• [Given problem]:
Substitute "bar-body" for each "candle-body" in the items below, and write out all of them again with nothing else altered.

Records from a collection
>> START
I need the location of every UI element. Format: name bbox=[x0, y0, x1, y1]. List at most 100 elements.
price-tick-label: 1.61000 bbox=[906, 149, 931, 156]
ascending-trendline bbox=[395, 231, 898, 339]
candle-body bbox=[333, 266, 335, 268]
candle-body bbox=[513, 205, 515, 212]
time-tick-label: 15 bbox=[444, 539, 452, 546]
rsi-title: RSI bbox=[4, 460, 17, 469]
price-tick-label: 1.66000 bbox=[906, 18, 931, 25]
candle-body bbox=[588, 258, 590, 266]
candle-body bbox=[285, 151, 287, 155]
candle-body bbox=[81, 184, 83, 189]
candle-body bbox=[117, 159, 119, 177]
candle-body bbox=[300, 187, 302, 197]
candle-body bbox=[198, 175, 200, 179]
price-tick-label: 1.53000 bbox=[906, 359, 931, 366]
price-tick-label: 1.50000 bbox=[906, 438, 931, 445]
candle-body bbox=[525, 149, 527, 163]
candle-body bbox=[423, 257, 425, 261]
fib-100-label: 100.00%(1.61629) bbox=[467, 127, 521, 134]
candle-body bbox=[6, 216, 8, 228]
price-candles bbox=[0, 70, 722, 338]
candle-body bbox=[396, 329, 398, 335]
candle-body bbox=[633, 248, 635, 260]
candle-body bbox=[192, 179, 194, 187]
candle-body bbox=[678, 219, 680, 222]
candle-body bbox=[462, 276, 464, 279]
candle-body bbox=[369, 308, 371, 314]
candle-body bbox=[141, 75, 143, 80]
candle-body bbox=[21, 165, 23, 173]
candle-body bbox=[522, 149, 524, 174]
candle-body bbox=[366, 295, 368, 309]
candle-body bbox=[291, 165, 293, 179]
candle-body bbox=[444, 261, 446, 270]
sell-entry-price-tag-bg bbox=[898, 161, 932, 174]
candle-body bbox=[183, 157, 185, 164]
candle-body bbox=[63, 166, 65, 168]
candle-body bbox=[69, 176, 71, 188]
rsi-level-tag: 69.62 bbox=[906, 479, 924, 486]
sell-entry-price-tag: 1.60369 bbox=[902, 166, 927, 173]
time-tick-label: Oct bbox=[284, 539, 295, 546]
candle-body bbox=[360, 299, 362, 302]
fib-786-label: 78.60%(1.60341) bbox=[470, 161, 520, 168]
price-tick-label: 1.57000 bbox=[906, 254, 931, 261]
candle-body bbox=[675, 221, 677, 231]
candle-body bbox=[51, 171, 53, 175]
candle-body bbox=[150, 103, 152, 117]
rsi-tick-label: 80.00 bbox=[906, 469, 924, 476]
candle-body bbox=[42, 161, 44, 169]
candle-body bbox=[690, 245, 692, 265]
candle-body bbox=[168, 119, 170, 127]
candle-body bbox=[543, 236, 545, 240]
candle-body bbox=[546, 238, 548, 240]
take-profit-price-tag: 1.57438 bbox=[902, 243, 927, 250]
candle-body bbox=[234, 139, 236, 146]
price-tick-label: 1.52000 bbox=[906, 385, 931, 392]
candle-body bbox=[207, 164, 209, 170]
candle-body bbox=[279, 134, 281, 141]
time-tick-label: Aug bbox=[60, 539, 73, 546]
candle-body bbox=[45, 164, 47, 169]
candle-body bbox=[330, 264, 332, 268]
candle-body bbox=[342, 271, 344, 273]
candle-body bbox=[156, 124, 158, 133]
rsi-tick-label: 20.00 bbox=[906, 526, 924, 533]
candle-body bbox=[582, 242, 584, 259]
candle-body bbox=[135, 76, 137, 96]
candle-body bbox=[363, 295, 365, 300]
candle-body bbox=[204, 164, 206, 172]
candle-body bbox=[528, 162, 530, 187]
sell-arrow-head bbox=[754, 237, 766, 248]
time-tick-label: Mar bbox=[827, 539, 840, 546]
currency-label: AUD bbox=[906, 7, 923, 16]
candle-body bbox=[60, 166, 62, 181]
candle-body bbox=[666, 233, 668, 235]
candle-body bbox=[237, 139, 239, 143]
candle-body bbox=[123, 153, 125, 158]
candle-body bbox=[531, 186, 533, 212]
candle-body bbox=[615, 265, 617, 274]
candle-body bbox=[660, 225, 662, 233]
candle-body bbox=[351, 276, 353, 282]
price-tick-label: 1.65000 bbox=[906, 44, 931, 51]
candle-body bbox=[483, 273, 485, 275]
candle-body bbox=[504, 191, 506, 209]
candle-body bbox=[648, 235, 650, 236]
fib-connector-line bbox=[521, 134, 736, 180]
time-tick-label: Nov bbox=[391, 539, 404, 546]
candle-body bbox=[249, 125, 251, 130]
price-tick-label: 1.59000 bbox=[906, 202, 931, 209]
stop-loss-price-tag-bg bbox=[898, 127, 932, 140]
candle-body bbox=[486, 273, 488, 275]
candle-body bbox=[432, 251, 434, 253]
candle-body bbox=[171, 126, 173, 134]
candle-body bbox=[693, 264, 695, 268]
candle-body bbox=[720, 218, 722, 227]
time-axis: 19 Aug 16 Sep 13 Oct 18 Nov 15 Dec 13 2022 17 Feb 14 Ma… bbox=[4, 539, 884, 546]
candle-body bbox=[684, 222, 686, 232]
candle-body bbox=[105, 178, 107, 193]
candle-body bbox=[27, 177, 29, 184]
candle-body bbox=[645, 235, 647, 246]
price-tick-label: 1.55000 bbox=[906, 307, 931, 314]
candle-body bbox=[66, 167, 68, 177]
>> END
• [Result]:
I need the location of every UI element. Format: name bbox=[x0, y0, x1, y1]. List at most 100 elements.
price-tick-label: 1.61000 bbox=[906, 149, 931, 156]
ascending-trendline bbox=[395, 231, 898, 339]
bar-body bbox=[333, 266, 335, 268]
bar-body bbox=[513, 205, 515, 212]
time-tick-label: 15 bbox=[444, 539, 452, 546]
rsi-title: RSI bbox=[4, 460, 17, 469]
price-tick-label: 1.66000 bbox=[906, 18, 931, 25]
bar-body bbox=[588, 258, 590, 266]
bar-body bbox=[285, 151, 287, 155]
bar-body bbox=[81, 184, 83, 189]
bar-body bbox=[117, 159, 119, 177]
bar-body bbox=[300, 187, 302, 197]
bar-body bbox=[198, 175, 200, 179]
price-tick-label: 1.53000 bbox=[906, 359, 931, 366]
price-tick-label: 1.50000 bbox=[906, 438, 931, 445]
bar-body bbox=[525, 149, 527, 163]
bar-body bbox=[423, 257, 425, 261]
fib-100-label: 100.00%(1.61629) bbox=[467, 127, 521, 134]
bar-body bbox=[6, 216, 8, 228]
price-candles bbox=[0, 70, 722, 338]
bar-body bbox=[396, 329, 398, 335]
bar-body bbox=[633, 248, 635, 260]
bar-body bbox=[192, 179, 194, 187]
bar-body bbox=[678, 219, 680, 222]
bar-body bbox=[462, 276, 464, 279]
bar-body bbox=[369, 308, 371, 314]
bar-body bbox=[141, 75, 143, 80]
bar-body bbox=[21, 165, 23, 173]
bar-body bbox=[522, 149, 524, 174]
bar-body bbox=[366, 295, 368, 309]
bar-body bbox=[291, 165, 293, 179]
bar-body bbox=[444, 261, 446, 270]
sell-entry-price-tag-bg bbox=[898, 161, 932, 174]
bar-body bbox=[183, 157, 185, 164]
bar-body bbox=[63, 166, 65, 168]
bar-body bbox=[69, 176, 71, 188]
rsi-level-tag: 69.62 bbox=[906, 479, 924, 486]
sell-entry-price-tag: 1.60369 bbox=[902, 166, 927, 173]
time-tick-label: Oct bbox=[284, 539, 295, 546]
bar-body bbox=[360, 299, 362, 302]
fib-786-label: 78.60%(1.60341) bbox=[470, 161, 520, 168]
price-tick-label: 1.57000 bbox=[906, 254, 931, 261]
bar-body bbox=[675, 221, 677, 231]
bar-body bbox=[51, 171, 53, 175]
bar-body bbox=[150, 103, 152, 117]
rsi-tick-label: 80.00 bbox=[906, 469, 924, 476]
bar-body bbox=[42, 161, 44, 169]
bar-body bbox=[690, 245, 692, 265]
bar-body bbox=[168, 119, 170, 127]
bar-body bbox=[543, 236, 545, 240]
bar-body bbox=[546, 238, 548, 240]
take-profit-price-tag: 1.57438 bbox=[902, 243, 927, 250]
bar-body bbox=[234, 139, 236, 146]
price-tick-label: 1.52000 bbox=[906, 385, 931, 392]
bar-body bbox=[207, 164, 209, 170]
bar-body bbox=[279, 134, 281, 141]
time-tick-label: Aug bbox=[60, 539, 73, 546]
bar-body bbox=[45, 164, 47, 169]
bar-body bbox=[330, 264, 332, 268]
bar-body bbox=[342, 271, 344, 273]
bar-body bbox=[156, 124, 158, 133]
rsi-tick-label: 20.00 bbox=[906, 526, 924, 533]
bar-body bbox=[582, 242, 584, 259]
bar-body bbox=[135, 76, 137, 96]
bar-body bbox=[363, 295, 365, 300]
bar-body bbox=[204, 164, 206, 172]
bar-body bbox=[528, 162, 530, 187]
sell-arrow-head bbox=[754, 237, 766, 248]
time-tick-label: Mar bbox=[827, 539, 840, 546]
currency-label: AUD bbox=[906, 7, 923, 16]
bar-body bbox=[60, 166, 62, 181]
bar-body bbox=[666, 233, 668, 235]
bar-body bbox=[237, 139, 239, 143]
bar-body bbox=[123, 153, 125, 158]
bar-body bbox=[531, 186, 533, 212]
bar-body bbox=[615, 265, 617, 274]
bar-body bbox=[660, 225, 662, 233]
bar-body bbox=[351, 276, 353, 282]
price-tick-label: 1.65000 bbox=[906, 44, 931, 51]
bar-body bbox=[483, 273, 485, 275]
bar-body bbox=[504, 191, 506, 209]
bar-body bbox=[648, 235, 650, 236]
fib-connector-line bbox=[521, 134, 736, 180]
time-tick-label: Nov bbox=[391, 539, 404, 546]
bar-body bbox=[249, 125, 251, 130]
price-tick-label: 1.59000 bbox=[906, 202, 931, 209]
stop-loss-price-tag-bg bbox=[898, 127, 932, 140]
bar-body bbox=[486, 273, 488, 275]
bar-body bbox=[432, 251, 434, 253]
bar-body bbox=[171, 126, 173, 134]
bar-body bbox=[693, 264, 695, 268]
bar-body bbox=[720, 218, 722, 227]
time-axis: 19 Aug 16 Sep 13 Oct 18 Nov 15 Dec 13 2022 17 Feb 14 Ma… bbox=[4, 539, 884, 546]
bar-body bbox=[684, 222, 686, 232]
bar-body bbox=[105, 178, 107, 193]
bar-body bbox=[27, 177, 29, 184]
bar-body bbox=[645, 235, 647, 246]
price-tick-label: 1.55000 bbox=[906, 307, 931, 314]
bar-body bbox=[66, 167, 68, 177]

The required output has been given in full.